• Exercise
For the data below, report the number of lines that contain the string "заслуженному" and nothing else.

• Entries
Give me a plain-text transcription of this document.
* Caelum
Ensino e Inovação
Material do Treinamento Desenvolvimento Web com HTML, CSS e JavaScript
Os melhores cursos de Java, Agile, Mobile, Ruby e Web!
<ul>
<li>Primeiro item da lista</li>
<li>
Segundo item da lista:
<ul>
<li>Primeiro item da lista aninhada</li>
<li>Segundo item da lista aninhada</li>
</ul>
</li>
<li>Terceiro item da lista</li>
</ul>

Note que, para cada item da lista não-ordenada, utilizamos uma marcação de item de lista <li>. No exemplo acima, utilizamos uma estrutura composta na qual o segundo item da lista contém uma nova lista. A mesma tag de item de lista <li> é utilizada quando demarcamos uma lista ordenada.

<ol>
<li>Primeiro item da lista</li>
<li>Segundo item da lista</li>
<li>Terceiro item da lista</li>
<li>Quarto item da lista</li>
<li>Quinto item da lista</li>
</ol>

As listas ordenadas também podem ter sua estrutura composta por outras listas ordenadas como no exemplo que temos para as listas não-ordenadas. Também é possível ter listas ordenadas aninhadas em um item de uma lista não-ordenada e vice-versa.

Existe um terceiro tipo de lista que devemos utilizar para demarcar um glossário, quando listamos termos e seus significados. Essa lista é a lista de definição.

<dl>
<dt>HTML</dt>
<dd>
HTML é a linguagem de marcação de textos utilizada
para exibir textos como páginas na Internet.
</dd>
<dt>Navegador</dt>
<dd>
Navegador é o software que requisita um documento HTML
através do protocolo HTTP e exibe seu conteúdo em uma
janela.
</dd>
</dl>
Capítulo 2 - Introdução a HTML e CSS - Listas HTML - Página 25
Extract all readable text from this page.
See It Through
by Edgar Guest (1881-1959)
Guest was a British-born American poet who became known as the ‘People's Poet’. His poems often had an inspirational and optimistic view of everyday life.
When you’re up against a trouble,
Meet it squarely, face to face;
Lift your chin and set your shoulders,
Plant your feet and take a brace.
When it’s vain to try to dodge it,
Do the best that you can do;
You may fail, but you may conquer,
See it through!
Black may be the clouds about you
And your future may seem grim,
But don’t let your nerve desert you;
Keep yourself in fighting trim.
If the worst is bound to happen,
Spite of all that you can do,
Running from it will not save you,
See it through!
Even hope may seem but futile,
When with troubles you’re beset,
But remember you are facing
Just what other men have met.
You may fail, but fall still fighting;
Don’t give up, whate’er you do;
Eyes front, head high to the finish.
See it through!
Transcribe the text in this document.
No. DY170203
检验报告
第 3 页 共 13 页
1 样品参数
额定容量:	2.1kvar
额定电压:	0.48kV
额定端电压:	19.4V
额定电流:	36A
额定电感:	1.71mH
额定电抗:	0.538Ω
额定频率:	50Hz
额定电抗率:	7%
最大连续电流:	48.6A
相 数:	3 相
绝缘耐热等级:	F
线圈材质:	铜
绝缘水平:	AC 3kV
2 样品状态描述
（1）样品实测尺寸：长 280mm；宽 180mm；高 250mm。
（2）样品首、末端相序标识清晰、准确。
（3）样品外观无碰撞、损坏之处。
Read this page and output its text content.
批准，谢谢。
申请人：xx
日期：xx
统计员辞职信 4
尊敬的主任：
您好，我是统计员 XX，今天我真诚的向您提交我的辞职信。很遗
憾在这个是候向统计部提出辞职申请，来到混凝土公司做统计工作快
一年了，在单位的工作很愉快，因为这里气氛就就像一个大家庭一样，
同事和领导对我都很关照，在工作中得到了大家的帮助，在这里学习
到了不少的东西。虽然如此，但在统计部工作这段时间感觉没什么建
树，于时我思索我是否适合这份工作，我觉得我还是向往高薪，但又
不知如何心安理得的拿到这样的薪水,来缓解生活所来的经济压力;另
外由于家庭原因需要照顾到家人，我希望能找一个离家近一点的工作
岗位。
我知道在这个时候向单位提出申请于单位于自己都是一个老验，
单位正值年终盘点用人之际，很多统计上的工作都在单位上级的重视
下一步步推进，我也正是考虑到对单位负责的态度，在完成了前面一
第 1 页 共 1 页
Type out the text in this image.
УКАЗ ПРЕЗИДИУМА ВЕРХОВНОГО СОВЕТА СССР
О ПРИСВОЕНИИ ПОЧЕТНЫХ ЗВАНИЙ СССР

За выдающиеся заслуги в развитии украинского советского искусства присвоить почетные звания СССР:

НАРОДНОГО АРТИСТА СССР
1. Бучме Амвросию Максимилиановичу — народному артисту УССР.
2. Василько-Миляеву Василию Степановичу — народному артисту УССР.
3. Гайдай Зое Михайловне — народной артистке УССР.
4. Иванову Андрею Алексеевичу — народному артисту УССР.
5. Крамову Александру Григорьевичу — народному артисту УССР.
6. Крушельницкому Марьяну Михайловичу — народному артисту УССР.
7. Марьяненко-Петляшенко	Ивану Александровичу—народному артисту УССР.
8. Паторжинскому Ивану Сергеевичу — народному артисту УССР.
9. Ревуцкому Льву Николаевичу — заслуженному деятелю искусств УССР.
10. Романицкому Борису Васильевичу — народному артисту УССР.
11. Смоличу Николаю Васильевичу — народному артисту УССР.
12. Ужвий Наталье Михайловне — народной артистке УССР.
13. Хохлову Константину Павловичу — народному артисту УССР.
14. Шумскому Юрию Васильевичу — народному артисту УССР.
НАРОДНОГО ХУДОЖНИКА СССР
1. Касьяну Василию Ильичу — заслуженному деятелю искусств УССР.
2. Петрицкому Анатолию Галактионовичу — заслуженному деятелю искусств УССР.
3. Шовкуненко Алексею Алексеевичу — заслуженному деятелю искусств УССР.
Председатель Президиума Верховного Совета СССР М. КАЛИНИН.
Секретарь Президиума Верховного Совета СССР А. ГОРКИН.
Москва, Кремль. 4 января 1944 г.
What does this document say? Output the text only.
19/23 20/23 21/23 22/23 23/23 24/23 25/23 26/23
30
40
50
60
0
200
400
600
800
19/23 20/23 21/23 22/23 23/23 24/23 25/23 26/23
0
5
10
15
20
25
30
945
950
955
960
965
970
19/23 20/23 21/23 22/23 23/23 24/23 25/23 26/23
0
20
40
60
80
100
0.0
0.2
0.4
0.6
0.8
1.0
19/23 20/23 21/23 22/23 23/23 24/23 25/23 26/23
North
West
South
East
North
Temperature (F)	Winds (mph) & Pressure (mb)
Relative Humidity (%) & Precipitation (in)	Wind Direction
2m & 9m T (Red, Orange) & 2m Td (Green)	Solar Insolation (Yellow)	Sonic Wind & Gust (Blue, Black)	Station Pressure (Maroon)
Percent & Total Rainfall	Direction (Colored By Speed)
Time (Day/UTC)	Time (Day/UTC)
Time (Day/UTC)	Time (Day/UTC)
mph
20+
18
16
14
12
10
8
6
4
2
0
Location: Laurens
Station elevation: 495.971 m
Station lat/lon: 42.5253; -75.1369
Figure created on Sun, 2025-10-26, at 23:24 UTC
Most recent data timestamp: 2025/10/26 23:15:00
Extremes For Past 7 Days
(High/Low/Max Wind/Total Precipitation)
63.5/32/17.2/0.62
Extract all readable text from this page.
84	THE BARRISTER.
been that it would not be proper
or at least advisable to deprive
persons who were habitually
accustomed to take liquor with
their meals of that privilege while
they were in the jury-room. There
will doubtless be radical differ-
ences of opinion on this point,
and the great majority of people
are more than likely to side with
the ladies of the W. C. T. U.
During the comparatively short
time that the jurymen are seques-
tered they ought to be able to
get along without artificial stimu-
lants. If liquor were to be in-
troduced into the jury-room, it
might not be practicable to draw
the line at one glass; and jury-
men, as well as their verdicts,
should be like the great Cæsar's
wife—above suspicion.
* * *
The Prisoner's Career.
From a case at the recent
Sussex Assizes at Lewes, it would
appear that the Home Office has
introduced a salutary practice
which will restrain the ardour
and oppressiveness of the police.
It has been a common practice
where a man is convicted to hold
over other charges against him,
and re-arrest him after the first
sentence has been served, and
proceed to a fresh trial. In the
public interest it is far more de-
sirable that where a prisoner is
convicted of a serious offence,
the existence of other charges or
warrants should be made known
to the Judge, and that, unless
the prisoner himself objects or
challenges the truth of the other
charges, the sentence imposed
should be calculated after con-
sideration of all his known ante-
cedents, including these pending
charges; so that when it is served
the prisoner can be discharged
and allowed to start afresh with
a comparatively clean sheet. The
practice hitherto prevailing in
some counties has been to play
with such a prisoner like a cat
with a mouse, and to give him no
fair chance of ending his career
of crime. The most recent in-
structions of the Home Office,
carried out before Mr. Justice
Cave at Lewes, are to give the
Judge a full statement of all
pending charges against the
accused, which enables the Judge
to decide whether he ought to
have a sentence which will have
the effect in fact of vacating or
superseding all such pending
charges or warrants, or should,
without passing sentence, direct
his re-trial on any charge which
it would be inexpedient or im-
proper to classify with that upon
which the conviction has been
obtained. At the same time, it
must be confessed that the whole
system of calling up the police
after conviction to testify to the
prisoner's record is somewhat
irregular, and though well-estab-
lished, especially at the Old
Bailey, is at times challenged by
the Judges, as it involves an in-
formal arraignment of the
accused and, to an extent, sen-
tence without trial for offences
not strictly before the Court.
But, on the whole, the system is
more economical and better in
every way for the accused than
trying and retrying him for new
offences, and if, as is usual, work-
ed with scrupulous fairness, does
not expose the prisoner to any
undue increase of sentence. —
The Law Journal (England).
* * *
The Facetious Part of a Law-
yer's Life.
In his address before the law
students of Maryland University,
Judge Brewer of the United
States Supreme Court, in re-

• Task answer
4